Instructions for the task
Gather the lines below that include the string "true", copying each in full.

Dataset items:
-------------------------
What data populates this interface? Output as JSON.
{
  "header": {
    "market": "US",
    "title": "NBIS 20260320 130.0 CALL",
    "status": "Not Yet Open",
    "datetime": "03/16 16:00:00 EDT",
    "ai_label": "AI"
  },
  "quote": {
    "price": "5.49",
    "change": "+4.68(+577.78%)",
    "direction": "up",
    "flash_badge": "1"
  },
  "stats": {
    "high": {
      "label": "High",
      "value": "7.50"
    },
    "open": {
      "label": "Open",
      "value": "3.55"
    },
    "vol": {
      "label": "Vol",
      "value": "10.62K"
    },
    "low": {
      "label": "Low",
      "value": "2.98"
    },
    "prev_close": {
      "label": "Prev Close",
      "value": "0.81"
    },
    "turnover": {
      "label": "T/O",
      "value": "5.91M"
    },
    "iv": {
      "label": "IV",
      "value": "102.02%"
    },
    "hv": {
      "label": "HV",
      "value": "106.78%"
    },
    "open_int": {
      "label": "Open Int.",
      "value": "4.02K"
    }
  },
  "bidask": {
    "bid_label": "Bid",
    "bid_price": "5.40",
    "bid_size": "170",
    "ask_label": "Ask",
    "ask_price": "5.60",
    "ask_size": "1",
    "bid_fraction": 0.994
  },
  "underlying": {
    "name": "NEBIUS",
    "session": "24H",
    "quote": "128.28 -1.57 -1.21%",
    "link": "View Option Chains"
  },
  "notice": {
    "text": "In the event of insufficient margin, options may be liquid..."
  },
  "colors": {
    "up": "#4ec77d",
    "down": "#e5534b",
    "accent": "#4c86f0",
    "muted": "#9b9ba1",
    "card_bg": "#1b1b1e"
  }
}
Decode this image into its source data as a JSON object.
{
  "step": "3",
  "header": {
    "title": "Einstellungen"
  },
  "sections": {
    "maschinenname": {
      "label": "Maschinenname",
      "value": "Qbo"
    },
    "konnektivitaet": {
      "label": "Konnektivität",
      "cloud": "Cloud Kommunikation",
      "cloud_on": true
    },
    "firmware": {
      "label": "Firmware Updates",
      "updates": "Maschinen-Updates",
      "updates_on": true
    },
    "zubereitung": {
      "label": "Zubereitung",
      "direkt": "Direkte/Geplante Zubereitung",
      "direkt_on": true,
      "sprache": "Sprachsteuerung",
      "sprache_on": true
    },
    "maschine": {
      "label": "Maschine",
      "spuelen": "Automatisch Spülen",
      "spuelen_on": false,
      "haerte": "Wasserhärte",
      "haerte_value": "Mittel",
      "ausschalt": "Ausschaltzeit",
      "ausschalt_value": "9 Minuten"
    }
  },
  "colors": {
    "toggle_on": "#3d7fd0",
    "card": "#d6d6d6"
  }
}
-------------------------
Complete response
      "cloud_on": true
      "updates_on": true
      "direkt_on": true,
      "sprache_on": true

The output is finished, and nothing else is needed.